* [THE EXERCISE]: Count every line where "เวรประจำว" shows up, and give that number only.

* [DATA FOR THE TASK]:

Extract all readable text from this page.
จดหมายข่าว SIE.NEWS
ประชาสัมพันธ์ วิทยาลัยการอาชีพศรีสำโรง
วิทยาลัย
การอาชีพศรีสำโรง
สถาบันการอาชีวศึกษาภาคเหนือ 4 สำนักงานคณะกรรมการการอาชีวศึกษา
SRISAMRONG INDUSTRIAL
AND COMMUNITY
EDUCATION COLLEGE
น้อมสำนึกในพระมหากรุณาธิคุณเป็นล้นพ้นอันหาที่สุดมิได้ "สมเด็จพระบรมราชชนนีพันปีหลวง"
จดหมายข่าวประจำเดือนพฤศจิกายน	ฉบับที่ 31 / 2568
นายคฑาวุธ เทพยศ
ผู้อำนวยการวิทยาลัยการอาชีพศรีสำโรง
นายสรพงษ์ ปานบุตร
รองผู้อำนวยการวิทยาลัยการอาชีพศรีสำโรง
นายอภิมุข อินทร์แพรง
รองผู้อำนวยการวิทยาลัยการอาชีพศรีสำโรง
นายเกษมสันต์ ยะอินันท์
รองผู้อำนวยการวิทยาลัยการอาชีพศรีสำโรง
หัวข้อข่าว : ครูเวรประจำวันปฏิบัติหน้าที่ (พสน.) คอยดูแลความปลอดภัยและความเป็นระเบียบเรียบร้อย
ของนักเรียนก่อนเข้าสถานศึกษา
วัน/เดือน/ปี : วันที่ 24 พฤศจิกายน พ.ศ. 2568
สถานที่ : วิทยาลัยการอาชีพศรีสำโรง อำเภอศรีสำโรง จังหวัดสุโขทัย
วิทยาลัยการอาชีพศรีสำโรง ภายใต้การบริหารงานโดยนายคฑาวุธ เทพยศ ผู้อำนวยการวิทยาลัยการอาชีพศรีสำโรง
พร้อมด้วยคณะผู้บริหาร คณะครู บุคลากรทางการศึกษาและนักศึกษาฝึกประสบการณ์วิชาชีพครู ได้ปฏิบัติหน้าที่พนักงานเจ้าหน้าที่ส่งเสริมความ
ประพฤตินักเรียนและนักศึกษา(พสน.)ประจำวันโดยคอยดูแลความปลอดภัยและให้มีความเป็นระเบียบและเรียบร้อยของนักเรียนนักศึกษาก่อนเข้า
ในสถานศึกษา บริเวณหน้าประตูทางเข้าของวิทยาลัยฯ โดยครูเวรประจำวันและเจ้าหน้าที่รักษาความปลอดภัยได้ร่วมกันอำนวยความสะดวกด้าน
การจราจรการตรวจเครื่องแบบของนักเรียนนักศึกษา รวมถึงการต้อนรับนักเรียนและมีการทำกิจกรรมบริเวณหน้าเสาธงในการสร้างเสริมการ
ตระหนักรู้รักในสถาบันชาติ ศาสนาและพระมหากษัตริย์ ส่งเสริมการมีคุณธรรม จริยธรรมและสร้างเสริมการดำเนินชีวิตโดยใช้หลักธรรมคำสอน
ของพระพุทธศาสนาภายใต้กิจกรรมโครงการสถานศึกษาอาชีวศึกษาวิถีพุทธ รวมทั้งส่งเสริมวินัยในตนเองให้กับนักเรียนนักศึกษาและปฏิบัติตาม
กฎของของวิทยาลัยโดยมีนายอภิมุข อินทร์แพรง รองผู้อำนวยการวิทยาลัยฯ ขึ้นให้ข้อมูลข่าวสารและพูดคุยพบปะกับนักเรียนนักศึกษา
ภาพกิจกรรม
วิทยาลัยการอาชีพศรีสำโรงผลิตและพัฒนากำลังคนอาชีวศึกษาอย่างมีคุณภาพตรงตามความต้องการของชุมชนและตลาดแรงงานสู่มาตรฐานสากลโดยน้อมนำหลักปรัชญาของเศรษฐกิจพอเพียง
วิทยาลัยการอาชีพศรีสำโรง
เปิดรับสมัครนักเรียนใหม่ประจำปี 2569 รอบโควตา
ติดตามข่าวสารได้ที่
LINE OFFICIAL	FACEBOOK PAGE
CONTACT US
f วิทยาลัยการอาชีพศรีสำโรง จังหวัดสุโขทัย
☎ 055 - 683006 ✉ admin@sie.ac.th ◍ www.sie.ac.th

* [WRITTEN REPLY]: 2